Written exercise: Wherever a line holds the word "this", copy that line out.

Records for processing:
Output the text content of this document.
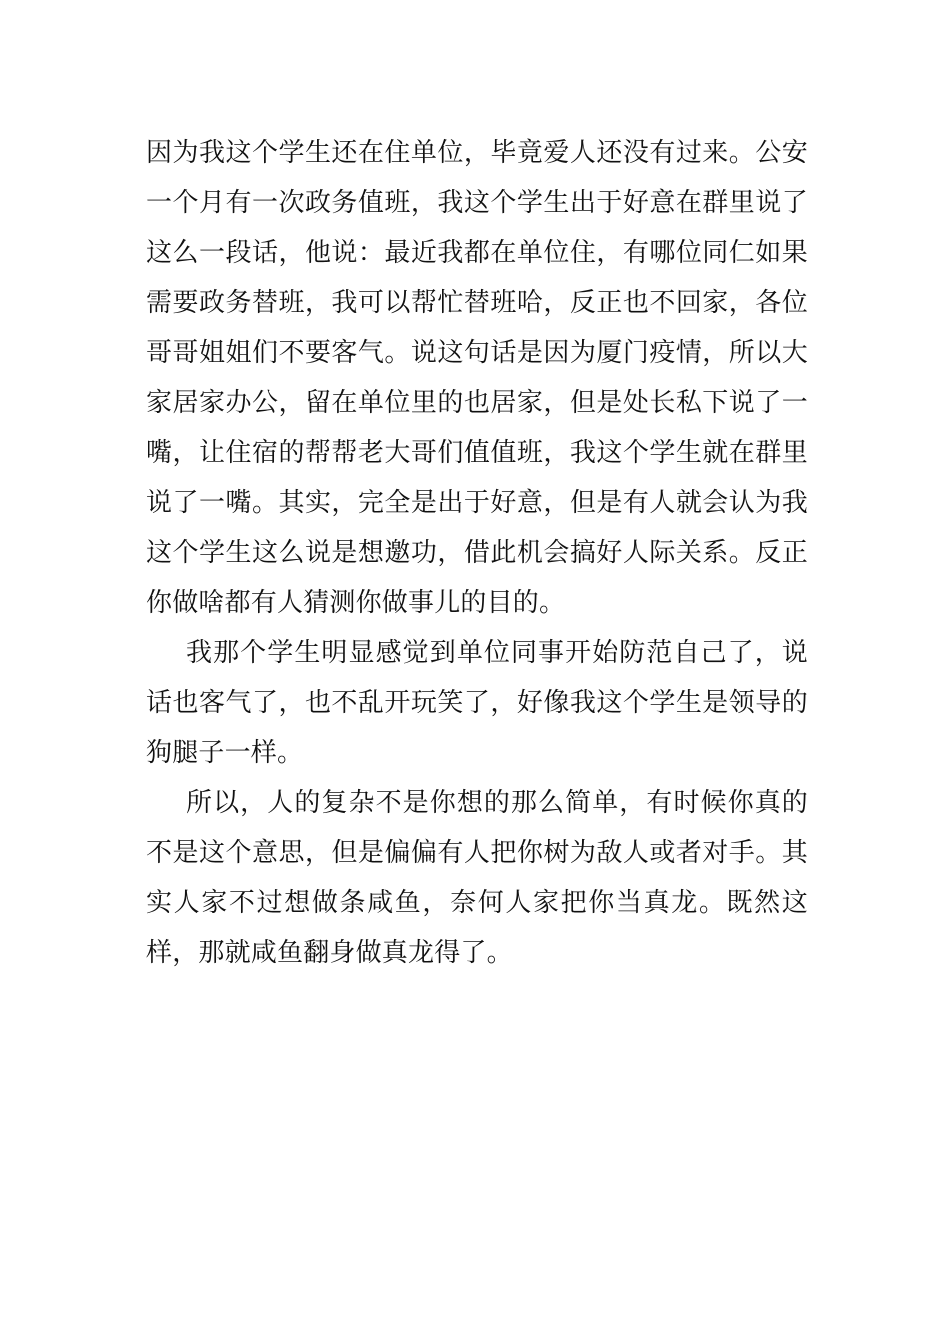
因为我这个学生还在住单位，毕竟爱人还没有过来。公安一个月有一次政务值班，我这个学生出于好意在群里说了这么一段话，他说：最近我都在单位住，有哪位同仁如果需要政务替班，我可以帮忙替班哈，反正也不回家，各位哥哥姐姐们不要客气。说这句话是因为厦门疫情，所以大家居家办公，留在单位里的也居家，但是处长私下说了一嘴，让住宿的帮帮老大哥们值值班，我这个学生就在群里说了一嘴。其实，完全是出于好意，但是有人就会认为我这个学生这么说是想邀功，借此机会搞好人际关系。反正你做啥都有人猜测你做事儿的目的。

我那个学生明显感觉到单位同事开始防范自己了，说话也客气了，也不乱开玩笑了，好像我这个学生是领导的狗腿子一样。

所以，人的复杂不是你想的那么简单，有时候你真的不是这个意思，但是偏偏有人把你树为敌人或者对手。其实人家不过想做条咸鱼，奈何人家把你当真龙。既然这样，那就咸鱼翻身做真龙得了。
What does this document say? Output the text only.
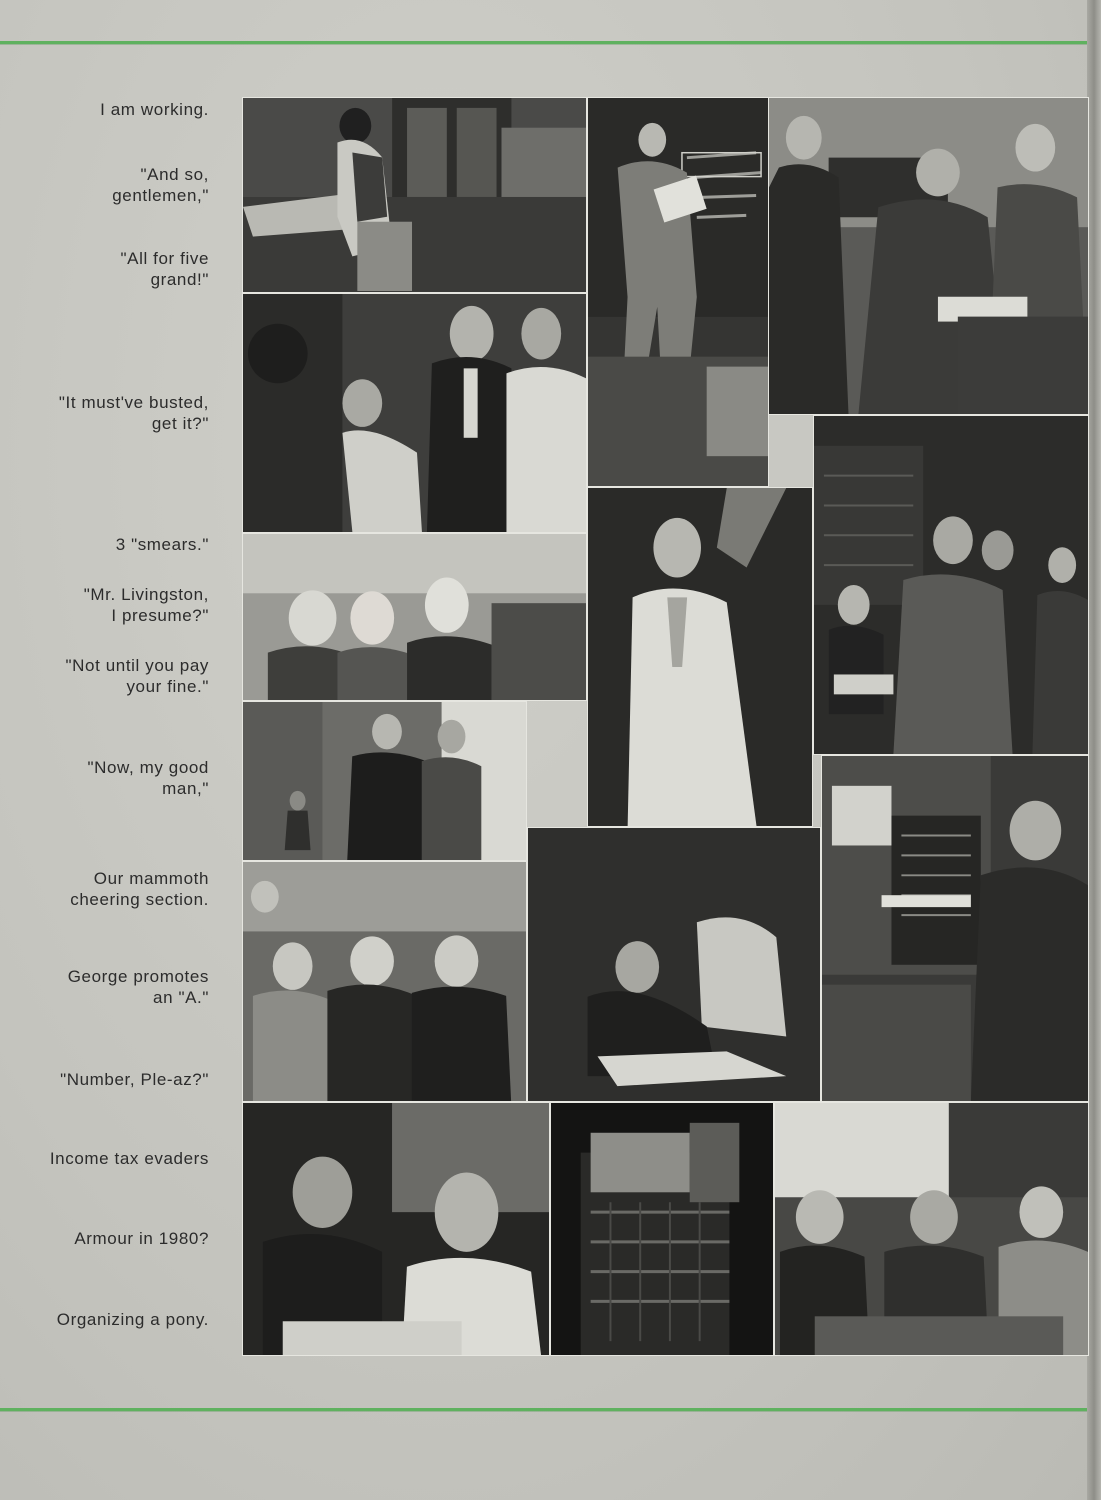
I am working.
"And so,
gentlemen,"
"All for five
grand!"
"It must've busted,
get it?"
3 "smears."
"Mr. Livingston,
I presume?"
"Not until you pay
your fine."
"Now, my good
man,"
Our mammoth
cheering section.
George promotes
an "A."
"Number, Ple-az?"
Income tax evaders
Armour in 1980?
Organizing a pony.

Reply:
Output the text content of this document.
What does this document say? Output the text only.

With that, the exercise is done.